Chart and figure data =
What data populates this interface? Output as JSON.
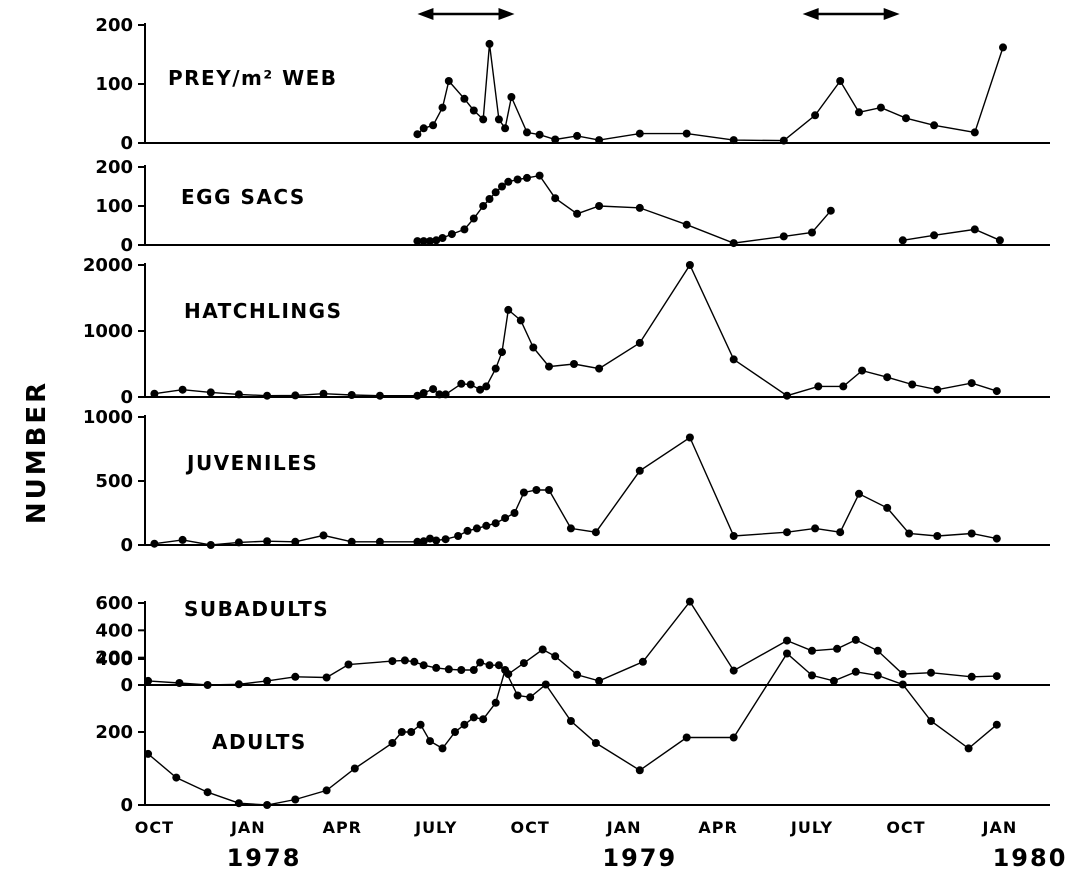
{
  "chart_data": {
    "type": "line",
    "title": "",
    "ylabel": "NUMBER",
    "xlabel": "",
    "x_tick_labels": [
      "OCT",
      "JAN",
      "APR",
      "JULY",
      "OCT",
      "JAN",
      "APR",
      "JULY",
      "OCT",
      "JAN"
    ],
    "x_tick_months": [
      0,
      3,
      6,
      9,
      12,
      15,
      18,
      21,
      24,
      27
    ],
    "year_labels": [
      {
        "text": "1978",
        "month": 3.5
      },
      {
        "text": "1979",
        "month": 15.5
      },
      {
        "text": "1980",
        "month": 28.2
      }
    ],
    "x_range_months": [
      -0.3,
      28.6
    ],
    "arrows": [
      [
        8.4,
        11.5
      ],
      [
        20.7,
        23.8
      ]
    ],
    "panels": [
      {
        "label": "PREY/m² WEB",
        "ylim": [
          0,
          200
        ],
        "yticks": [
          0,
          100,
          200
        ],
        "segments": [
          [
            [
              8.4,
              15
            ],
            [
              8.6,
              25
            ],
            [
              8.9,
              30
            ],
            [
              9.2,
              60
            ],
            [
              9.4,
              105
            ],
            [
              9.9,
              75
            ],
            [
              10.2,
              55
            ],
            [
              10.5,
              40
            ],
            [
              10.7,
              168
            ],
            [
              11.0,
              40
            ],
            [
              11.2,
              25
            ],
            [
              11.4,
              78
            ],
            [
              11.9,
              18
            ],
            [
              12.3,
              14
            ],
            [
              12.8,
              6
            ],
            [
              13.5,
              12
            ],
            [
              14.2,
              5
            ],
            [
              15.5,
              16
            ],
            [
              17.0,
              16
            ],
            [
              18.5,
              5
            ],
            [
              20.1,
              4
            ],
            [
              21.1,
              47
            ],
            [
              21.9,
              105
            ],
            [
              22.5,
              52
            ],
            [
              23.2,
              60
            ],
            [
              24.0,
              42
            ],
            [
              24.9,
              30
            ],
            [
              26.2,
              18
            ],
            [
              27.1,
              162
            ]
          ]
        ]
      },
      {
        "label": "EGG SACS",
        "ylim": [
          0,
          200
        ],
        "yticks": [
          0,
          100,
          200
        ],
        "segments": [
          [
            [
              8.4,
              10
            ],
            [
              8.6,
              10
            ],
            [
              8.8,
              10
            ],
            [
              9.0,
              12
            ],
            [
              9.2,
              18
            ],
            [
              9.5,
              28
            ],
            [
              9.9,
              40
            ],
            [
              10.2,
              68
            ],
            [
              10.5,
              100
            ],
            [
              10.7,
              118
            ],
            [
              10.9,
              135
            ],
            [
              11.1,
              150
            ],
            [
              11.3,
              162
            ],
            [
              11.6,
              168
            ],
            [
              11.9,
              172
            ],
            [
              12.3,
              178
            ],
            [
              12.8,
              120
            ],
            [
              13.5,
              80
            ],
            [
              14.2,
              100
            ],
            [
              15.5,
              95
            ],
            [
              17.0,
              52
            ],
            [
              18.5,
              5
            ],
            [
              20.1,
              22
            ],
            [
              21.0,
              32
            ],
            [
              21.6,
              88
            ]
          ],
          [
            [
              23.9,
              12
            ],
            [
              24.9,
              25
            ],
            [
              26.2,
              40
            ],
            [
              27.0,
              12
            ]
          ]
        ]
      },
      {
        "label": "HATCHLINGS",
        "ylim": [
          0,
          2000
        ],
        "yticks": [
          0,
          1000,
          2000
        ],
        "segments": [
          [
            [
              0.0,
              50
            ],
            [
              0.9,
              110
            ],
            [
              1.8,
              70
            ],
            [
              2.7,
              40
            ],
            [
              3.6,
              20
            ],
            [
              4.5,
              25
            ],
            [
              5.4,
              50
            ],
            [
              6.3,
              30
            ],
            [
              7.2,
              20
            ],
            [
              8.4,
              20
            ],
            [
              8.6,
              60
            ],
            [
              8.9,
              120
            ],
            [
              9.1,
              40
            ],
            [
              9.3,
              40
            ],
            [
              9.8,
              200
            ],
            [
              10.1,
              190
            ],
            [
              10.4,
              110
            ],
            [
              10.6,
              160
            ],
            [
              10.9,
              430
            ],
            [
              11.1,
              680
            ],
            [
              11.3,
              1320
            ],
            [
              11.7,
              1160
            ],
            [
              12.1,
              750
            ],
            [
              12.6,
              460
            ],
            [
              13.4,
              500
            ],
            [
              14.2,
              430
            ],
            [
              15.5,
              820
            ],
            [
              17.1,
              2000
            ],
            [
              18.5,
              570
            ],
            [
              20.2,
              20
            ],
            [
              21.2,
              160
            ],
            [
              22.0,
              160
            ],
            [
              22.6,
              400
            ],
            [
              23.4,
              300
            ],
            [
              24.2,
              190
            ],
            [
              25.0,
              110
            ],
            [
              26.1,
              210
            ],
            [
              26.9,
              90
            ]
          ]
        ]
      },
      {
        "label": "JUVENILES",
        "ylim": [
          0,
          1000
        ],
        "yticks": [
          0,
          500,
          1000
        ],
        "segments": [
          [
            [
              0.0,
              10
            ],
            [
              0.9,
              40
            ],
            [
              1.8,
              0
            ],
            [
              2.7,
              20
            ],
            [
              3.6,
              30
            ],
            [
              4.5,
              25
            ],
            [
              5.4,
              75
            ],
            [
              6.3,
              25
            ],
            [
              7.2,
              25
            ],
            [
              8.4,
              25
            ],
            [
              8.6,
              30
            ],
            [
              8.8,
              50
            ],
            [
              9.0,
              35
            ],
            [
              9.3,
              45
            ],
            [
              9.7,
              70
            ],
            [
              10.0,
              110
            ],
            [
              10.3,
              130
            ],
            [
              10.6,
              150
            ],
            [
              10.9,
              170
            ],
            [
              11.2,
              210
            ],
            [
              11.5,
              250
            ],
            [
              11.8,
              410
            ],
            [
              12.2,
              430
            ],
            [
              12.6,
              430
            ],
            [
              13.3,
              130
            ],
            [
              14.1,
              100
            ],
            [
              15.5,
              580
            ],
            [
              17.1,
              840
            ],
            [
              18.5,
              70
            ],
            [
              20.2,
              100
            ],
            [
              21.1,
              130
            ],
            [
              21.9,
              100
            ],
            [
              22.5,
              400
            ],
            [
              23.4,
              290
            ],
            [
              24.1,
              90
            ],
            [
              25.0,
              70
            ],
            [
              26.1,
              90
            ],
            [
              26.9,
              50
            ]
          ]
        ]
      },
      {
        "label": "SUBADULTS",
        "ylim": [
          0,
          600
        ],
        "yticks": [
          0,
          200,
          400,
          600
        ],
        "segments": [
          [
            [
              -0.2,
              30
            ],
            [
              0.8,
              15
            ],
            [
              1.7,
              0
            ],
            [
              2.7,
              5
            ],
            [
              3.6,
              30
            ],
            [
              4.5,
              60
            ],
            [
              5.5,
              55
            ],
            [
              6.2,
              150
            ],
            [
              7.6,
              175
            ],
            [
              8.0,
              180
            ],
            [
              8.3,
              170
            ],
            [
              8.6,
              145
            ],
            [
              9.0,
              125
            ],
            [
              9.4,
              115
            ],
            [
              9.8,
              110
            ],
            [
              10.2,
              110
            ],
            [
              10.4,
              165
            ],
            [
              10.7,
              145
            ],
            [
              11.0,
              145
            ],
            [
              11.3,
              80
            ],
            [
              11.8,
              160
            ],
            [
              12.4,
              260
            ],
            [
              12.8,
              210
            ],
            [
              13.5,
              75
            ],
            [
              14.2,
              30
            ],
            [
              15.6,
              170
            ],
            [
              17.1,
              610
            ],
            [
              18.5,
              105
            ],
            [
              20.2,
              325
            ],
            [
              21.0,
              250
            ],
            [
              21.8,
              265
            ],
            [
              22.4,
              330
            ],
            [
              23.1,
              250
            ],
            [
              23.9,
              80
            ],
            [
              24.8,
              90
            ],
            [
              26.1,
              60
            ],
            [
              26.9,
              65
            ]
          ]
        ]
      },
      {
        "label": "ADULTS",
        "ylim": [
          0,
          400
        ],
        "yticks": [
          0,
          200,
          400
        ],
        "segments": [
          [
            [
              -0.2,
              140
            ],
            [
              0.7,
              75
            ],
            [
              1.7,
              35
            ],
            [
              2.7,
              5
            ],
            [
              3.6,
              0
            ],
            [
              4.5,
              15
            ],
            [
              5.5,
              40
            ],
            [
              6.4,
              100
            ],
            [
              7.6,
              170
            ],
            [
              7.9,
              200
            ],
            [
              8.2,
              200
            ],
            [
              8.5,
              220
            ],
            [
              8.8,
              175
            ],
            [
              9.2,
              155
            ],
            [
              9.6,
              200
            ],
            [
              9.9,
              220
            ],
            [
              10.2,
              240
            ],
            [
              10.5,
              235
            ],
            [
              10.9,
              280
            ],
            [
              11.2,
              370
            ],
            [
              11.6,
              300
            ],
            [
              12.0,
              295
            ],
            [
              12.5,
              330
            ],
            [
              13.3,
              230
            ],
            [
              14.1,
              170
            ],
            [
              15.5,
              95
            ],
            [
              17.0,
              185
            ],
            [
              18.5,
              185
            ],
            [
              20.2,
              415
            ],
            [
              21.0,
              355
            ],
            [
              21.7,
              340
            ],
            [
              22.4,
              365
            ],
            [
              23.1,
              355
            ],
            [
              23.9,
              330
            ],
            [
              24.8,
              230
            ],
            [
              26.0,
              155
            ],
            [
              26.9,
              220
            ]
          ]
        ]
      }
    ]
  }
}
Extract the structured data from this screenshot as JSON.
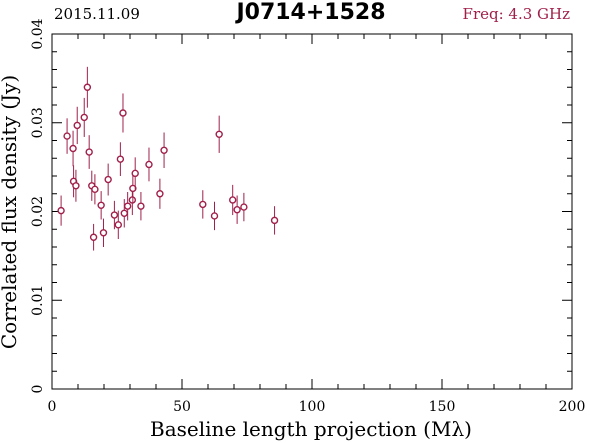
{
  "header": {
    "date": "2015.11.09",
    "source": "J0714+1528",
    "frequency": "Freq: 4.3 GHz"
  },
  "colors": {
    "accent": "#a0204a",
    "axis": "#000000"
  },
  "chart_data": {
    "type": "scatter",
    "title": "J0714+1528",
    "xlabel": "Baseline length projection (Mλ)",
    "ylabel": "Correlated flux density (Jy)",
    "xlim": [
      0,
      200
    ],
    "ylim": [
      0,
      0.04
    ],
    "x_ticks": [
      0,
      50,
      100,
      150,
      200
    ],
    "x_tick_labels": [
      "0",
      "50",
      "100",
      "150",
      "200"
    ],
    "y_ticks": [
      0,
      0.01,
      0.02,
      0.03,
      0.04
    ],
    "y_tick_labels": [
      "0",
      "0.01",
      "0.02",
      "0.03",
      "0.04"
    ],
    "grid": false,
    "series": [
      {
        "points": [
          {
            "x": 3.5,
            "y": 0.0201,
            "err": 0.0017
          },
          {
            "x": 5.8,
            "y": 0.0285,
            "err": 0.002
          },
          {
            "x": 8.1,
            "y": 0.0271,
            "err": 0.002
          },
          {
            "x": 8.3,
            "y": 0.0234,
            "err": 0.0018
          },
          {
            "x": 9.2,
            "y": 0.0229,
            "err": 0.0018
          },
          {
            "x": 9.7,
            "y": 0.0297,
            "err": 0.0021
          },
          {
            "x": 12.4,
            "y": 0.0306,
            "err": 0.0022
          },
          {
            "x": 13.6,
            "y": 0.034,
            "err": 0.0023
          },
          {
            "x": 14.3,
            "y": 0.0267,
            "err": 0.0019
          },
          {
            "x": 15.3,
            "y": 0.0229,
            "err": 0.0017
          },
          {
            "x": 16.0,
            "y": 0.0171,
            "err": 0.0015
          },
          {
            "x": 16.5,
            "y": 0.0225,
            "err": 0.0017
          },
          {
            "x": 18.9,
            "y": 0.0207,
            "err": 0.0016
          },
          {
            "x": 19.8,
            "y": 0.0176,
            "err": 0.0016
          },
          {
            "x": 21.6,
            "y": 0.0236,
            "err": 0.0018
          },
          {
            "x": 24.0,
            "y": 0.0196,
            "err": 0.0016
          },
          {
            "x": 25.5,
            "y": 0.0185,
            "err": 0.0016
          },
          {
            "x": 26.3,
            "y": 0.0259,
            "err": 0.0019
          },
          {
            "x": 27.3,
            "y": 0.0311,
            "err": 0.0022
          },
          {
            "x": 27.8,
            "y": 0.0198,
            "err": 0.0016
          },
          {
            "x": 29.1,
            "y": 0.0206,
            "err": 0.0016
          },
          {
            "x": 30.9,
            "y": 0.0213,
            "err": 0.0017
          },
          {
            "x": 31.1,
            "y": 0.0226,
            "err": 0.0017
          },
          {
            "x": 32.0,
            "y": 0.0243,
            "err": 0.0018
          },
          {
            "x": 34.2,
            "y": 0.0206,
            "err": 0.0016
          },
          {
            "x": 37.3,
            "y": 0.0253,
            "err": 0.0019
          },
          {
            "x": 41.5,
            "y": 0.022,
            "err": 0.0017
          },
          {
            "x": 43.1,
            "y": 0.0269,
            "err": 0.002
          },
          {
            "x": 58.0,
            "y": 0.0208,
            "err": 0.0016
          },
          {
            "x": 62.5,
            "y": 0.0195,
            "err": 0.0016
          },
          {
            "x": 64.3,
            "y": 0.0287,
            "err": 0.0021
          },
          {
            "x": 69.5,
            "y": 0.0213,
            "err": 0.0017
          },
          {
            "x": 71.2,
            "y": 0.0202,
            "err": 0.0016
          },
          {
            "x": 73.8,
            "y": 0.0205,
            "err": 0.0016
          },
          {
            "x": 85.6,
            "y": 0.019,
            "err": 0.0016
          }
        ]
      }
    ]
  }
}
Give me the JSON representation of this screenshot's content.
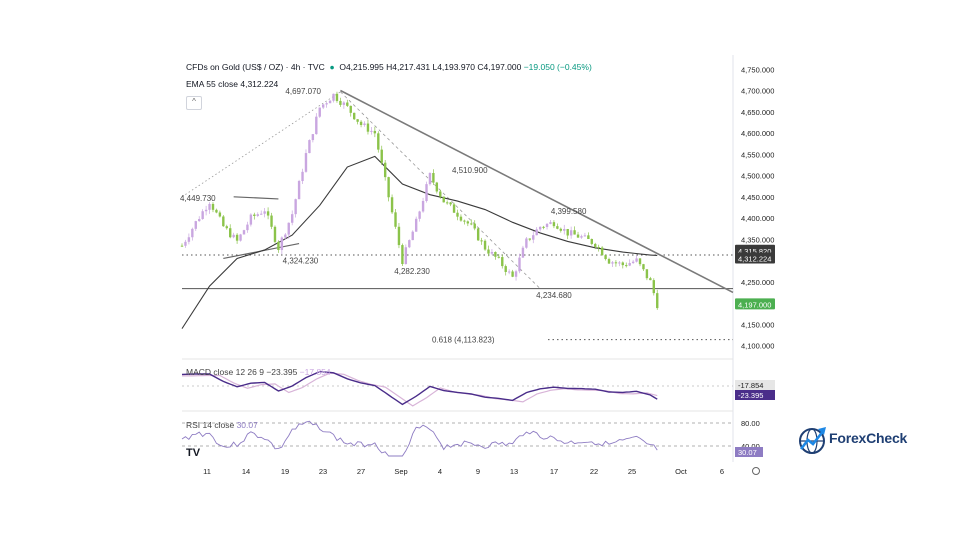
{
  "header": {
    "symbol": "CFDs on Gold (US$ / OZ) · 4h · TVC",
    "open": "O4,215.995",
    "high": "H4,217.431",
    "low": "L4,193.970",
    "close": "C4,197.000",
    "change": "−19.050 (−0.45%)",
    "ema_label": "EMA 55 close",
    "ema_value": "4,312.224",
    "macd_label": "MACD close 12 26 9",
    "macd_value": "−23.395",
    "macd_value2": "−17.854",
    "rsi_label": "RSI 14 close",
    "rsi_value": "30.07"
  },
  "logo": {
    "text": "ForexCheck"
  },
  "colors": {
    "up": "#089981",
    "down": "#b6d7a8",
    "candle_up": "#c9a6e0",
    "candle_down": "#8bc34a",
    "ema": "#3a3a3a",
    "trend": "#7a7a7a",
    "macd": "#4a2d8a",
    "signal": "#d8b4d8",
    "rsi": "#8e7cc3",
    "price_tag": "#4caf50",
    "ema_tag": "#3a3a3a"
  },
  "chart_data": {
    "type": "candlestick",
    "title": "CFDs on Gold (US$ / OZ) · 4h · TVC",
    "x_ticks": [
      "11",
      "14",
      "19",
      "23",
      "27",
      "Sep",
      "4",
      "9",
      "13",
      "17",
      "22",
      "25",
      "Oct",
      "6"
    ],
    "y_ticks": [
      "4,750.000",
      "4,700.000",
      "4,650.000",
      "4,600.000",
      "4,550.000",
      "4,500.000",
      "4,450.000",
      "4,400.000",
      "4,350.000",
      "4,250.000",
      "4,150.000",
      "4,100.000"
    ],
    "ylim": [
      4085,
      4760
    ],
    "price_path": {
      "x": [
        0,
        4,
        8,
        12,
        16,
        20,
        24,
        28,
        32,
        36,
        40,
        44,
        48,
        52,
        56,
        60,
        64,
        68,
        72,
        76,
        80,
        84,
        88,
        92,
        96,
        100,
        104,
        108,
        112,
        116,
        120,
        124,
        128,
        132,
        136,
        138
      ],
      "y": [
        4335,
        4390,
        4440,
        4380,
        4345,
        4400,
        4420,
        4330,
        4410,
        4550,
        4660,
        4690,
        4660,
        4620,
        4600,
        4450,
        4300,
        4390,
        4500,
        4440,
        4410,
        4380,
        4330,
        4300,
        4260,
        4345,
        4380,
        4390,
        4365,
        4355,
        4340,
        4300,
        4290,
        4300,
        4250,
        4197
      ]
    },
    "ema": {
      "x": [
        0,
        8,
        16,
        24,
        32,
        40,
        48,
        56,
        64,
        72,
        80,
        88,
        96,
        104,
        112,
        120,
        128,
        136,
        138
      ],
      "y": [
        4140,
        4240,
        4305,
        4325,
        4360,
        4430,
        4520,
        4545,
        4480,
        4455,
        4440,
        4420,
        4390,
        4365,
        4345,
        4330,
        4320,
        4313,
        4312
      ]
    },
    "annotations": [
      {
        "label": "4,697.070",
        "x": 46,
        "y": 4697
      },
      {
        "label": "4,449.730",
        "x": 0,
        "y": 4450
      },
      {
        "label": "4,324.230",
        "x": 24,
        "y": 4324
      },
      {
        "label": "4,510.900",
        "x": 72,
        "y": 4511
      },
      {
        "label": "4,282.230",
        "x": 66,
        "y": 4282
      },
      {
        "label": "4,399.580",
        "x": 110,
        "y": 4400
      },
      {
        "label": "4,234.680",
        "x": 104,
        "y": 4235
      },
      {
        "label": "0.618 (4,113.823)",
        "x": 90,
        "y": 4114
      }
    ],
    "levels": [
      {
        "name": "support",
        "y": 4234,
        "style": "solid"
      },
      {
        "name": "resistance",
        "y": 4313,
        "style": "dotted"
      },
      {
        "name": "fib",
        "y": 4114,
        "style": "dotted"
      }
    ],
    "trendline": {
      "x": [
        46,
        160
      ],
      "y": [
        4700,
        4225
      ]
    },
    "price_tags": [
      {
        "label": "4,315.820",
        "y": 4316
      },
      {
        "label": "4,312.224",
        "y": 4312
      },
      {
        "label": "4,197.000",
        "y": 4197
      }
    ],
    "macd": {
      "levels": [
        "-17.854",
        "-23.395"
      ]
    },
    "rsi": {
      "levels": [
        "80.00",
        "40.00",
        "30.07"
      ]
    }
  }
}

GIVEN INSTRUCTION =
Copy each line from the data above that includes "xlabel".

CORRECT ANSWER =
    "xlabel": "",
    "xlabel": "Baseline length projection (Mλ)",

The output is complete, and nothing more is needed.